(Set problem): Copy all the material below, exactly as it stands.

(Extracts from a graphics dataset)
%%

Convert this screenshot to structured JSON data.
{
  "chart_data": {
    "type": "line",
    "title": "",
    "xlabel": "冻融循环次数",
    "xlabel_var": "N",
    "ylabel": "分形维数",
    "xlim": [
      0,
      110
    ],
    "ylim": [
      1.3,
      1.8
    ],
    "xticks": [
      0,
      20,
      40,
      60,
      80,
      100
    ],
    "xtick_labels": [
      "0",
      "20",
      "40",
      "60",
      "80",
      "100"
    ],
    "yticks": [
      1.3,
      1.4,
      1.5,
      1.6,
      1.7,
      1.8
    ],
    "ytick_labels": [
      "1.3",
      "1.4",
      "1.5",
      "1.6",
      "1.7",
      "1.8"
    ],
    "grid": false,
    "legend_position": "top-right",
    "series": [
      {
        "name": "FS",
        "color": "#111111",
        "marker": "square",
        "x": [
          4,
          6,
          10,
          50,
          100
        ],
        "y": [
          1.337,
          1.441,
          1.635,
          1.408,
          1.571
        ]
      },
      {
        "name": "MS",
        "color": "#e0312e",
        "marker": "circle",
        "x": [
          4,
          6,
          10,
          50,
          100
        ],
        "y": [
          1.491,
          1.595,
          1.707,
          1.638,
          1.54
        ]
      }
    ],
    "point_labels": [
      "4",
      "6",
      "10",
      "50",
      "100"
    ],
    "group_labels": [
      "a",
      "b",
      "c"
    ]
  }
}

%%

(Completed exercise):
Convert this screenshot to structured JSON data.
{
  "chart_data": {
    "type": "line",
    "title": "",
    "xlabel": "冻融循环次数",
    "xlabel_var": "N",
    "ylabel": "分形维数",
    "xlim": [
      0,
      110
    ],
    "ylim": [
      1.3,
      1.8
    ],
    "xticks": [
      0,
      20,
      40,
      60,
      80,
      100
    ],
    "xtick_labels": [
      "0",
      "20",
      "40",
      "60",
      "80",
      "100"
    ],
    "yticks": [
      1.3,
      1.4,
      1.5,
      1.6,
      1.7,
      1.8
    ],
    "ytick_labels": [
      "1.3",
      "1.4",
      "1.5",
      "1.6",
      "1.7",
      "1.8"
    ],
    "grid": false,
    "legend_position": "top-right",
    "series": [
      {
        "name": "FS",
        "color": "#111111",
        "marker": "square",
        "x": [
          4,
          6,
          10,
          50,
          100
        ],
        "y": [
          1.337,
          1.441,
          1.635,
          1.408,
          1.571
        ]
      },
      {
        "name": "MS",
        "color": "#e0312e",
        "marker": "circle",
        "x": [
          4,
          6,
          10,
          50,
          100
        ],
        "y": [
          1.491,
          1.595,
          1.707,
          1.638,
          1.54
        ]
      }
    ],
    "point_labels": [
      "4",
      "6",
      "10",
      "50",
      "100"
    ],
    "group_labels": [
      "a",
      "b",
      "c"
    ]
  }
}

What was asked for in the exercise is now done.